Exercise details: Every record must be repeated exactly, with no omission.

----

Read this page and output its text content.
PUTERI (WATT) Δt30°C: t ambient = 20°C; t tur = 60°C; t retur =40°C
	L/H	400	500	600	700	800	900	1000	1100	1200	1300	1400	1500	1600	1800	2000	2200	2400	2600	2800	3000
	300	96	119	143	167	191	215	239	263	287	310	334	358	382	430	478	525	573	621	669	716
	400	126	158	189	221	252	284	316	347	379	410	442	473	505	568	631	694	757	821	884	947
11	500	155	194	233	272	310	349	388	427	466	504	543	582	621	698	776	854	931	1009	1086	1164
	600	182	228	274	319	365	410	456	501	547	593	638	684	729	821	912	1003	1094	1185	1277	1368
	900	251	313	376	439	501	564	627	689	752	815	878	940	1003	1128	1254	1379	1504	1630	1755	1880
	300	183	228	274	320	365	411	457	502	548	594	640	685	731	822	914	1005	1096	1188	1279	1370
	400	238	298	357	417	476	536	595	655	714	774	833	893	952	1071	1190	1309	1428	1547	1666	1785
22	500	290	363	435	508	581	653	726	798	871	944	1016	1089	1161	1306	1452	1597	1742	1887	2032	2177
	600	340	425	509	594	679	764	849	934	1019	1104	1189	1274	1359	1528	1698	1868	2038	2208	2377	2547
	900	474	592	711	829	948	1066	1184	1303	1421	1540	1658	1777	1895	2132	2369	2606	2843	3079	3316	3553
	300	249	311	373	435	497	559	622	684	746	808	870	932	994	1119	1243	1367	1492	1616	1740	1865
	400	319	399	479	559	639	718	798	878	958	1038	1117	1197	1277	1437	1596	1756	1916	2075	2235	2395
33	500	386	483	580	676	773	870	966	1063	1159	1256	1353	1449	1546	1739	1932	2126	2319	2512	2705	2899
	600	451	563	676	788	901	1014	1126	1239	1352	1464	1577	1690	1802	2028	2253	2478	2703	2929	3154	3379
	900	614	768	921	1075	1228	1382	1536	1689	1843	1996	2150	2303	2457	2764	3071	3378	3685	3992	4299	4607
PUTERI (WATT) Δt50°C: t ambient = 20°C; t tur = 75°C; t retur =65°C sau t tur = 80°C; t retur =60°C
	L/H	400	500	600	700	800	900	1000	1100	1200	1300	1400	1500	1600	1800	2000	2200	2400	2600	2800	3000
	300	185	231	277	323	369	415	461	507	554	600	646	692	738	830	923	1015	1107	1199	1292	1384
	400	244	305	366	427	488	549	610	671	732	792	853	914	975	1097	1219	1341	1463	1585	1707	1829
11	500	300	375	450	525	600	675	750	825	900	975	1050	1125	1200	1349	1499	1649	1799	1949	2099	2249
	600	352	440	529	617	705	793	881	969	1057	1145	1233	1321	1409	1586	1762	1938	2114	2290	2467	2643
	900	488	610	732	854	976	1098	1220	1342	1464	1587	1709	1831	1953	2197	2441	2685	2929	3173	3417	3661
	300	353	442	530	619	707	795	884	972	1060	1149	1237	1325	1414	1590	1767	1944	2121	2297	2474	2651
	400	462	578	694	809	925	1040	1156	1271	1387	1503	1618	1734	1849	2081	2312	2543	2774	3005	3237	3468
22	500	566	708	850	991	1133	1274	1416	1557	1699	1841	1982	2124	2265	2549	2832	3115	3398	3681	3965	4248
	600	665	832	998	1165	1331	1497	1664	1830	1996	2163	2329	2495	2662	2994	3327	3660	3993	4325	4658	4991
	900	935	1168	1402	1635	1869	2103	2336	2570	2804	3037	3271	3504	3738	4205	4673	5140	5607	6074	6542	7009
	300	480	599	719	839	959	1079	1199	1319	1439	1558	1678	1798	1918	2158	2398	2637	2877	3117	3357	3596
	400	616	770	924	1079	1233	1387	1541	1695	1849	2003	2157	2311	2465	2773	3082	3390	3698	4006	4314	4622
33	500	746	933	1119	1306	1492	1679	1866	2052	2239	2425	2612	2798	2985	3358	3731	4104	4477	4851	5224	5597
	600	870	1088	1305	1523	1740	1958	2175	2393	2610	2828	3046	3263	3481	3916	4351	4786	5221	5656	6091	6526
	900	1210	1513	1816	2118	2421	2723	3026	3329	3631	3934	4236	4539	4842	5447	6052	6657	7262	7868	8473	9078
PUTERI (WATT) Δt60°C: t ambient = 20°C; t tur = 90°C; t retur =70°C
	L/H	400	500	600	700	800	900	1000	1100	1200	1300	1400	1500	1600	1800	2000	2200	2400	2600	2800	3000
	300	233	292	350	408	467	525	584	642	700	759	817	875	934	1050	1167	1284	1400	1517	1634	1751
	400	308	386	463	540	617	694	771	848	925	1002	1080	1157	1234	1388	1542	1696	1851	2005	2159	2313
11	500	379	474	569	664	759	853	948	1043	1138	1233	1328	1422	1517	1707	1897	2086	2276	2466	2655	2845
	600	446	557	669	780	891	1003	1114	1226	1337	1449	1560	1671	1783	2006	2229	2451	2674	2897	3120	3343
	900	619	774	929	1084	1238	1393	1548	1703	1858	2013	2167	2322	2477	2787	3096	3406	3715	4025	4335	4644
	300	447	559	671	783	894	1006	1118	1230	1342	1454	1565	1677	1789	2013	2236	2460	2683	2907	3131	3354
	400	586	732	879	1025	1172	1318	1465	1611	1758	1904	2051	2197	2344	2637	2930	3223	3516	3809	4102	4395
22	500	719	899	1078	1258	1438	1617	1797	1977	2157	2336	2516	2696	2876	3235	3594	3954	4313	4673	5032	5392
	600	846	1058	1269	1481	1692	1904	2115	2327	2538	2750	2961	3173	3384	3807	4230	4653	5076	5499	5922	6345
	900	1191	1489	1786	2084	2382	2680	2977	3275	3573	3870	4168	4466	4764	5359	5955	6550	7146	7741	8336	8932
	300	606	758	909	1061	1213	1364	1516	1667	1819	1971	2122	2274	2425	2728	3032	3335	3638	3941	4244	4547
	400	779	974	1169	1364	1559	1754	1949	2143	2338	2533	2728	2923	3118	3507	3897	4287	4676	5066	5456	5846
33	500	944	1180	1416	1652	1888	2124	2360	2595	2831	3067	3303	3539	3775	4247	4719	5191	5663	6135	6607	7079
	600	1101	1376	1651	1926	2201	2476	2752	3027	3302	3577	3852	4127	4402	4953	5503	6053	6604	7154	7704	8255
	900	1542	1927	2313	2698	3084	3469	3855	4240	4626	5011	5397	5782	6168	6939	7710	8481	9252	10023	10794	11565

----

Task result:
Read this page and output its text content.
PUTERI (WATT) Δt30°C: t ambient = 20°C; t tur = 60°C; t retur =40°C
	L/H	400	500	600	700	800	900	1000	1100	1200	1300	1400	1500	1600	1800	2000	2200	2400	2600	2800	3000
	300	96	119	143	167	191	215	239	263	287	310	334	358	382	430	478	525	573	621	669	716
	400	126	158	189	221	252	284	316	347	379	410	442	473	505	568	631	694	757	821	884	947
11	500	155	194	233	272	310	349	388	427	466	504	543	582	621	698	776	854	931	1009	1086	1164
	600	182	228	274	319	365	410	456	501	547	593	638	684	729	821	912	1003	1094	1185	1277	1368
	900	251	313	376	439	501	564	627	689	752	815	878	940	1003	1128	1254	1379	1504	1630	1755	1880
	300	183	228	274	320	365	411	457	502	548	594	640	685	731	822	914	1005	1096	1188	1279	1370
	400	238	298	357	417	476	536	595	655	714	774	833	893	952	1071	1190	1309	1428	1547	1666	1785
22	500	290	363	435	508	581	653	726	798	871	944	1016	1089	1161	1306	1452	1597	1742	1887	2032	2177
	600	340	425	509	594	679	764	849	934	1019	1104	1189	1274	1359	1528	1698	1868	2038	2208	2377	2547
	900	474	592	711	829	948	1066	1184	1303	1421	1540	1658	1777	1895	2132	2369	2606	2843	3079	3316	3553
	300	249	311	373	435	497	559	622	684	746	808	870	932	994	1119	1243	1367	1492	1616	1740	1865
	400	319	399	479	559	639	718	798	878	958	1038	1117	1197	1277	1437	1596	1756	1916	2075	2235	2395
33	500	386	483	580	676	773	870	966	1063	1159	1256	1353	1449	1546	1739	1932	2126	2319	2512	2705	2899
	600	451	563	676	788	901	1014	1126	1239	1352	1464	1577	1690	1802	2028	2253	2478	2703	2929	3154	3379
	900	614	768	921	1075	1228	1382	1536	1689	1843	1996	2150	2303	2457	2764	3071	3378	3685	3992	4299	4607
PUTERI (WATT) Δt50°C: t ambient = 20°C; t tur = 75°C; t retur =65°C sau t tur = 80°C; t retur =60°C
	L/H	400	500	600	700	800	900	1000	1100	1200	1300	1400	1500	1600	1800	2000	2200	2400	2600	2800	3000
	300	185	231	277	323	369	415	461	507	554	600	646	692	738	830	923	1015	1107	1199	1292	1384
	400	244	305	366	427	488	549	610	671	732	792	853	914	975	1097	1219	1341	1463	1585	1707	1829
11	500	300	375	450	525	600	675	750	825	900	975	1050	1125	1200	1349	1499	1649	1799	1949	2099	2249
	600	352	440	529	617	705	793	881	969	1057	1145	1233	1321	1409	1586	1762	1938	2114	2290	2467	2643
	900	488	610	732	854	976	1098	1220	1342	1464	1587	1709	1831	1953	2197	2441	2685	2929	3173	3417	3661
	300	353	442	530	619	707	795	884	972	1060	1149	1237	1325	1414	1590	1767	1944	2121	2297	2474	2651
	400	462	578	694	809	925	1040	1156	1271	1387	1503	1618	1734	1849	2081	2312	2543	2774	3005	3237	3468
22	500	566	708	850	991	1133	1274	1416	1557	1699	1841	1982	2124	2265	2549	2832	3115	3398	3681	3965	4248
	600	665	832	998	1165	1331	1497	1664	1830	1996	2163	2329	2495	2662	2994	3327	3660	3993	4325	4658	4991
	900	935	1168	1402	1635	1869	2103	2336	2570	2804	3037	3271	3504	3738	4205	4673	5140	5607	6074	6542	7009
	300	480	599	719	839	959	1079	1199	1319	1439	1558	1678	1798	1918	2158	2398	2637	2877	3117	3357	3596
	400	616	770	924	1079	1233	1387	1541	1695	1849	2003	2157	2311	2465	2773	3082	3390	3698	4006	4314	4622
33	500	746	933	1119	1306	1492	1679	1866	2052	2239	2425	2612	2798	2985	3358	3731	4104	4477	4851	5224	5597
	600	870	1088	1305	1523	1740	1958	2175	2393	2610	2828	3046	3263	3481	3916	4351	4786	5221	5656	6091	6526
	900	1210	1513	1816	2118	2421	2723	3026	3329	3631	3934	4236	4539	4842	5447	6052	6657	7262	7868	8473	9078
PUTERI (WATT) Δt60°C: t ambient = 20°C; t tur = 90°C; t retur =70°C
	L/H	400	500	600	700	800	900	1000	1100	1200	1300	1400	1500	1600	1800	2000	2200	2400	2600	2800	3000
	300	233	292	350	408	467	525	584	642	700	759	817	875	934	1050	1167	1284	1400	1517	1634	1751
	400	308	386	463	540	617	694	771	848	925	1002	1080	1157	1234	1388	1542	1696	1851	2005	2159	2313
11	500	379	474	569	664	759	853	948	1043	1138	1233	1328	1422	1517	1707	1897	2086	2276	2466	2655	2845
	600	446	557	669	780	891	1003	1114	1226	1337	1449	1560	1671	1783	2006	2229	2451	2674	2897	3120	3343
	900	619	774	929	1084	1238	1393	1548	1703	1858	2013	2167	2322	2477	2787	3096	3406	3715	4025	4335	4644
	300	447	559	671	783	894	1006	1118	1230	1342	1454	1565	1677	1789	2013	2236	2460	2683	2907	3131	3354
	400	586	732	879	1025	1172	1318	1465	1611	1758	1904	2051	2197	2344	2637	2930	3223	3516	3809	4102	4395
22	500	719	899	1078	1258	1438	1617	1797	1977	2157	2336	2516	2696	2876	3235	3594	3954	4313	4673	5032	5392
	600	846	1058	1269	1481	1692	1904	2115	2327	2538	2750	2961	3173	3384	3807	4230	4653	5076	5499	5922	6345
	900	1191	1489	1786	2084	2382	2680	2977	3275	3573	3870	4168	4466	4764	5359	5955	6550	7146	7741	8336	8932
	300	606	758	909	1061	1213	1364	1516	1667	1819	1971	2122	2274	2425	2728	3032	3335	3638	3941	4244	4547
	400	779	974	1169	1364	1559	1754	1949	2143	2338	2533	2728	2923	3118	3507	3897	4287	4676	5066	5456	5846
33	500	944	1180	1416	1652	1888	2124	2360	2595	2831	3067	3303	3539	3775	4247	4719	5191	5663	6135	6607	7079
	600	1101	1376	1651	1926	2201	2476	2752	3027	3302	3577	3852	4127	4402	4953	5503	6053	6604	7154	7704	8255
	900	1542	1927	2313	2698	3084	3469	3855	4240	4626	5011	5397	5782	6168	6939	7710	8481	9252	10023	10794	11565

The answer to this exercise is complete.